(Figure record extracts)
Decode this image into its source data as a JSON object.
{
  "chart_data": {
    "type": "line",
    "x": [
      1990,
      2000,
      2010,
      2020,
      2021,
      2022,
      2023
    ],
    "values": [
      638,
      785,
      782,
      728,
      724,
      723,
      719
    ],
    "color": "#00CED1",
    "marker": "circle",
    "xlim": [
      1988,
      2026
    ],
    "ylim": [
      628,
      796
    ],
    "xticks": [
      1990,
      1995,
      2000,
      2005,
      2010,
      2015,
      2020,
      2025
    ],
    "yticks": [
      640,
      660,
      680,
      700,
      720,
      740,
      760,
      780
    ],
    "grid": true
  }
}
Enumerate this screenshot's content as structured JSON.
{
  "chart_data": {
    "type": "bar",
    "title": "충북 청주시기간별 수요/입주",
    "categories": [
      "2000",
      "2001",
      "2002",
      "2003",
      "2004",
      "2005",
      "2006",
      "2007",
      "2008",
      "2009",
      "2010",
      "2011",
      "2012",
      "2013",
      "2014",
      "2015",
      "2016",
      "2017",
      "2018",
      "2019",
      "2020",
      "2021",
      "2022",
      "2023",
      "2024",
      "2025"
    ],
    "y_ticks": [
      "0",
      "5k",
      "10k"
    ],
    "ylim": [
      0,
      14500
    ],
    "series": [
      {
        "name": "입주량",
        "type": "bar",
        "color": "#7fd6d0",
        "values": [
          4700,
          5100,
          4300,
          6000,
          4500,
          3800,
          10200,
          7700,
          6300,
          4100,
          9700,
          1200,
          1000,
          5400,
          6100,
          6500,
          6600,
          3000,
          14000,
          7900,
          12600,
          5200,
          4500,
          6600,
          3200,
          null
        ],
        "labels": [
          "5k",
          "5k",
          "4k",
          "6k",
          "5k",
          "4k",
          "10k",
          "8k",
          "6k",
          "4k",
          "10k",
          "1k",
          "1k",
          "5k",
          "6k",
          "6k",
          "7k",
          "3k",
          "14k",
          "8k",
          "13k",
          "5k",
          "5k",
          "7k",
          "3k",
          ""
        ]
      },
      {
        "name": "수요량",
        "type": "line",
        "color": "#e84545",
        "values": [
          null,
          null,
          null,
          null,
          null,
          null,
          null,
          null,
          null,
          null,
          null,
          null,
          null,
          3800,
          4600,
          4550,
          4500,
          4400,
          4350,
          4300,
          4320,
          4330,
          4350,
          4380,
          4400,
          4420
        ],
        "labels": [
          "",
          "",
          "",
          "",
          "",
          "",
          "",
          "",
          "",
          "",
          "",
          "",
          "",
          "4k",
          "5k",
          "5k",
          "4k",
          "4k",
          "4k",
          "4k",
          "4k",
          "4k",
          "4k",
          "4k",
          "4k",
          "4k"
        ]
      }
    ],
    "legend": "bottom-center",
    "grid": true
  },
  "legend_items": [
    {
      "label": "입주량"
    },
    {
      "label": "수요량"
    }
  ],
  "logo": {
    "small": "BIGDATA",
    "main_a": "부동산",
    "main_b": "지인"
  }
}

**Problem description:** Copy every line in the records above that contains the word "color".

**Result of this task:**
    "color": "#00CED1",
        "color": "#7fd6d0",
        "color": "#e84545",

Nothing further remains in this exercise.